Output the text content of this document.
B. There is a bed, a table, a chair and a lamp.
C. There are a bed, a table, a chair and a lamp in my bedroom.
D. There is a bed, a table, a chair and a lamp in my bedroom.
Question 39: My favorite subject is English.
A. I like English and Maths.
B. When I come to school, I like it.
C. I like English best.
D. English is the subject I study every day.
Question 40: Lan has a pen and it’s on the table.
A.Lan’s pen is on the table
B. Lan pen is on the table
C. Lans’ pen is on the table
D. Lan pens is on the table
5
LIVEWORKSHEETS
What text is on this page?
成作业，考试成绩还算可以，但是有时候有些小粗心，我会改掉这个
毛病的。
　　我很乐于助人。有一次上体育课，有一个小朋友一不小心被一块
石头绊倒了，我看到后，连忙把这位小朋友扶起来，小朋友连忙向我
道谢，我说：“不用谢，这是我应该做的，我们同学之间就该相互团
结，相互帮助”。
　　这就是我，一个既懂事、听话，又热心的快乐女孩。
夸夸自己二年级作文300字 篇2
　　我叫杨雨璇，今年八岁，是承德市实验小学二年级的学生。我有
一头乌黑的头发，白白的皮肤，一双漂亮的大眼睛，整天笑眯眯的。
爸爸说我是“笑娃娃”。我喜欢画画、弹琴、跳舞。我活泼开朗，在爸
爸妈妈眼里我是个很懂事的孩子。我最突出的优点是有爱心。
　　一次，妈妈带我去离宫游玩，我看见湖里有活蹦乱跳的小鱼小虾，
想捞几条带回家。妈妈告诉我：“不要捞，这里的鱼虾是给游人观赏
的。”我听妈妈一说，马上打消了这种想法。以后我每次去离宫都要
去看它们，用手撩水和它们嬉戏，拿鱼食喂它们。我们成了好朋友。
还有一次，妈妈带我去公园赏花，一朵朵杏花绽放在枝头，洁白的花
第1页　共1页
____________
**Required work:**
The answer is a single number: how many lines include the word "like"?

**Result:**
3